Data records
....
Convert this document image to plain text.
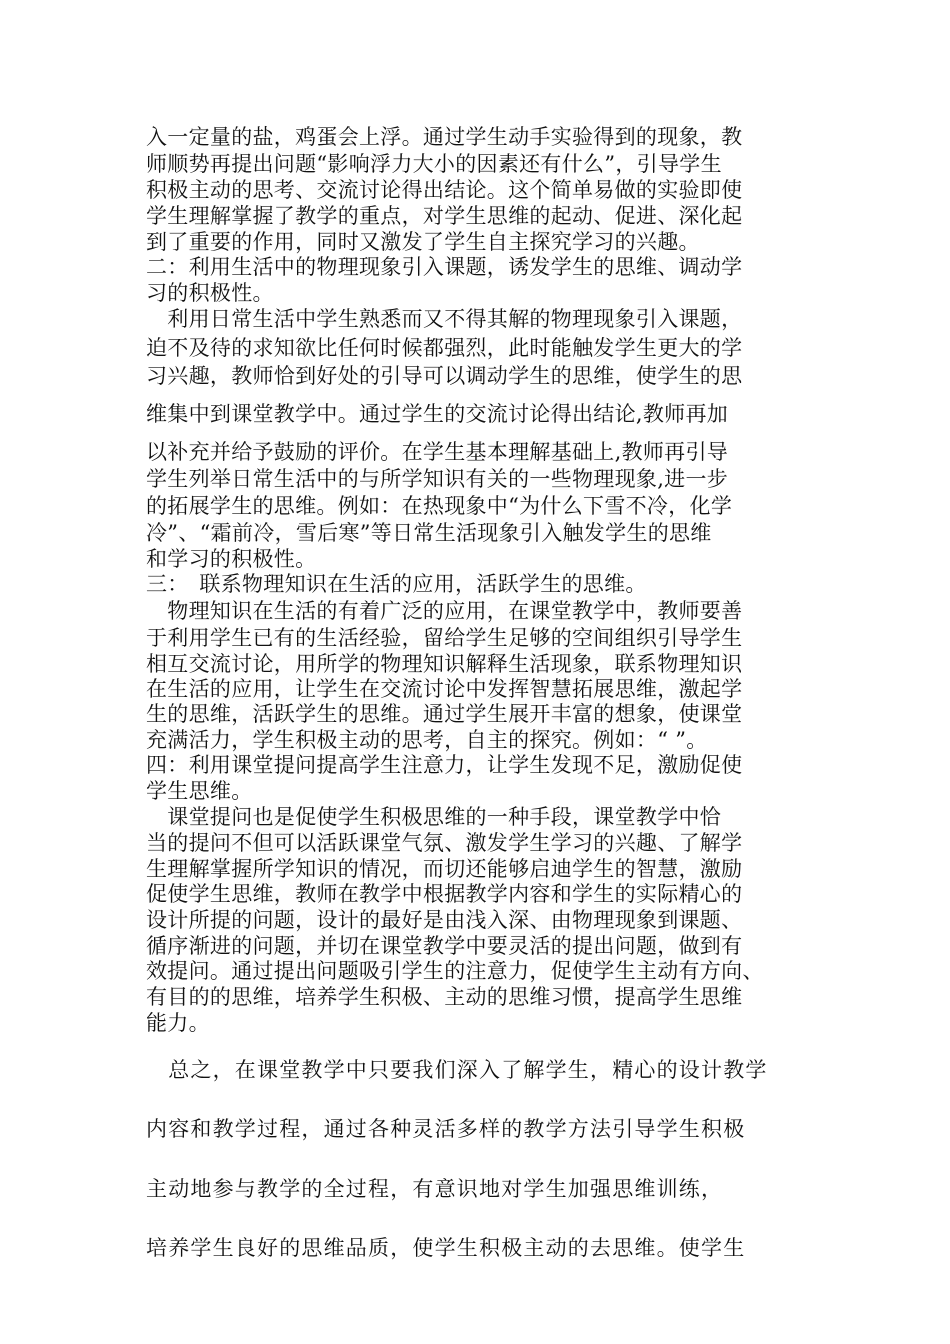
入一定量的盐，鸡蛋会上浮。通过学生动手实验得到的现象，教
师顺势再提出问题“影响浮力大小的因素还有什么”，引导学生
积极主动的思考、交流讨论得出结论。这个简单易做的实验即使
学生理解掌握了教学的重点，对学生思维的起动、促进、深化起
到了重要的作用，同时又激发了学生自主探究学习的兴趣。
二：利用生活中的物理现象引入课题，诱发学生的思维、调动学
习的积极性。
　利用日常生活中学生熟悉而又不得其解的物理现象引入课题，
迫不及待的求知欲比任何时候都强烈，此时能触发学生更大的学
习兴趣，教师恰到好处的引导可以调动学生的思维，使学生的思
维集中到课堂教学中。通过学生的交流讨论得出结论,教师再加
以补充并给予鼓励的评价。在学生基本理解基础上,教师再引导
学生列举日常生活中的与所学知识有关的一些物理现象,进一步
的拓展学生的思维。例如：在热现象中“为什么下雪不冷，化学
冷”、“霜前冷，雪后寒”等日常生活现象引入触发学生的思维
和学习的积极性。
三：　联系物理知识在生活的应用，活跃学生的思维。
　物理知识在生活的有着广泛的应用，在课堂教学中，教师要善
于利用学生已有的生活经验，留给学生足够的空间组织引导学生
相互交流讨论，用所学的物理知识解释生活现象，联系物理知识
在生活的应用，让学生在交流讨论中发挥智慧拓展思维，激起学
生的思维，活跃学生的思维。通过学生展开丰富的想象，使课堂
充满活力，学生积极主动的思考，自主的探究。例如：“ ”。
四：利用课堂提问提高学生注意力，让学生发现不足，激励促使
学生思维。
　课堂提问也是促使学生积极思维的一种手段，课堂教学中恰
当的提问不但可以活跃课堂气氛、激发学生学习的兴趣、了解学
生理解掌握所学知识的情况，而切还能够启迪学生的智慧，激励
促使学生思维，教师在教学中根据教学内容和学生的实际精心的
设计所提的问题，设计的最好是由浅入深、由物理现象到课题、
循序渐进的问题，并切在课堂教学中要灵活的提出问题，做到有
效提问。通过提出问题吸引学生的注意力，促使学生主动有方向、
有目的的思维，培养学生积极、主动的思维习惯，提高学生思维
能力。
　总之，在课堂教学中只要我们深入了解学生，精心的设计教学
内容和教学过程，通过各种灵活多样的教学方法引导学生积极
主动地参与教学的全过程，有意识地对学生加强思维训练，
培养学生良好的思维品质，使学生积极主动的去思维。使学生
....
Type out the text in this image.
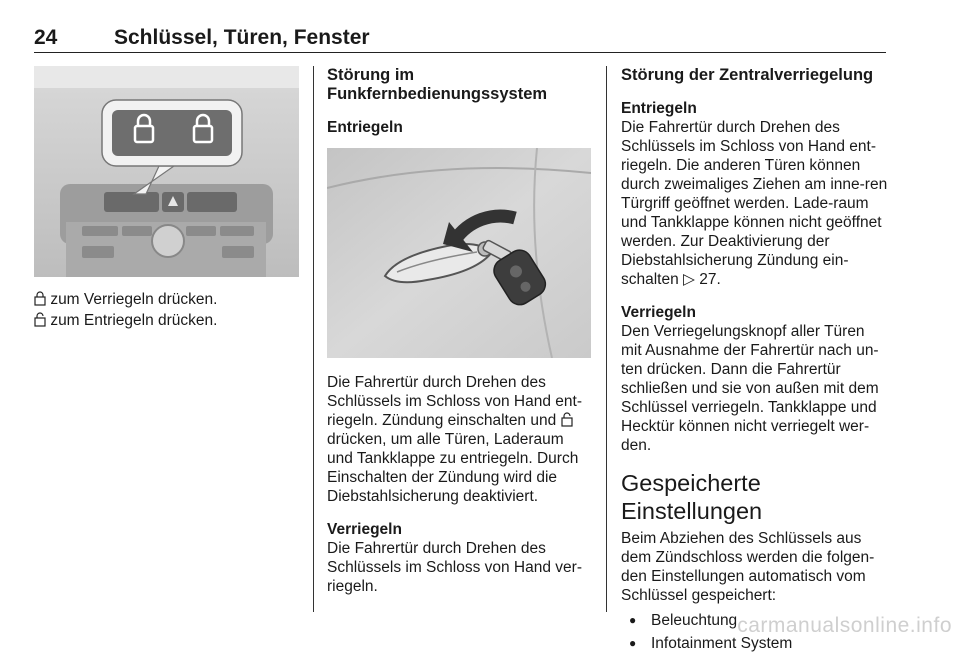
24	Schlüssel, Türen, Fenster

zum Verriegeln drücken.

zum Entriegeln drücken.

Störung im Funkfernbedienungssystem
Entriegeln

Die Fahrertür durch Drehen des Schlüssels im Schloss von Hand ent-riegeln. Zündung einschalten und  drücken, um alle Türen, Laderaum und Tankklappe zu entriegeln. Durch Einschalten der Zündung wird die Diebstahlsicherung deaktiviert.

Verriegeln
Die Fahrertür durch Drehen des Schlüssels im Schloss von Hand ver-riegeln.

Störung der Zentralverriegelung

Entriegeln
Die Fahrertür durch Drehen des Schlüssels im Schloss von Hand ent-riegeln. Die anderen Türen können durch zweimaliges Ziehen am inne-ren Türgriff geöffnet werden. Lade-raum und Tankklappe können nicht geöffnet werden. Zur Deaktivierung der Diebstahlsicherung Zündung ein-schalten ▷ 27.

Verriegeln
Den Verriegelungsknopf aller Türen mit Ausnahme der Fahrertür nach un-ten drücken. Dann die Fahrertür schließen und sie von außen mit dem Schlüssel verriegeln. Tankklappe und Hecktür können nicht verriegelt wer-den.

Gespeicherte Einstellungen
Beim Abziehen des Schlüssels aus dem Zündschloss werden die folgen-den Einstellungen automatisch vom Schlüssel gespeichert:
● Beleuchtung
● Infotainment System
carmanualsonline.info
....
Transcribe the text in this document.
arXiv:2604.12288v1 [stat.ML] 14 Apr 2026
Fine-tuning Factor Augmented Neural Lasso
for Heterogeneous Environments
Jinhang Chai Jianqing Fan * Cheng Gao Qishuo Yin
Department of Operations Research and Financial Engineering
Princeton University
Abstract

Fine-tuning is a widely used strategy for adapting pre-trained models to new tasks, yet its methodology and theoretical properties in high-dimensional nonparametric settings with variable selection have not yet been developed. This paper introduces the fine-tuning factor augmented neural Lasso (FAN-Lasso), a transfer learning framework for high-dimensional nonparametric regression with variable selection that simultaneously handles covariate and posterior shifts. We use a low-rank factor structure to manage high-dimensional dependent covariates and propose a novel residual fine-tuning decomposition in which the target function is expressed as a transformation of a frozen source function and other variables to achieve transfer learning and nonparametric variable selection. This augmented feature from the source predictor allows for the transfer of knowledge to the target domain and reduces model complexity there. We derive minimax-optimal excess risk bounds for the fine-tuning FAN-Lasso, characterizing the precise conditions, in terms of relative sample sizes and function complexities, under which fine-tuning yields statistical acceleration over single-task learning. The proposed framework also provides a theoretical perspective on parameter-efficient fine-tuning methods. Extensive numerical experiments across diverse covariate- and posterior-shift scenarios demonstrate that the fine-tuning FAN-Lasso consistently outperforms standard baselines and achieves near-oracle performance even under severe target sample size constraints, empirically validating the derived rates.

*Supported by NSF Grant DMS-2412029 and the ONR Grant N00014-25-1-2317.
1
....
▶ TASK BRIEF
From the records above, pull out each line that has "活跃学生的思维".

▶ ANSWER TO THIS TASK
三：　联系物理知识在生活的应用，活跃学生的思维。
生的思维，活跃学生的思维。通过学生展开丰富的想象，使课堂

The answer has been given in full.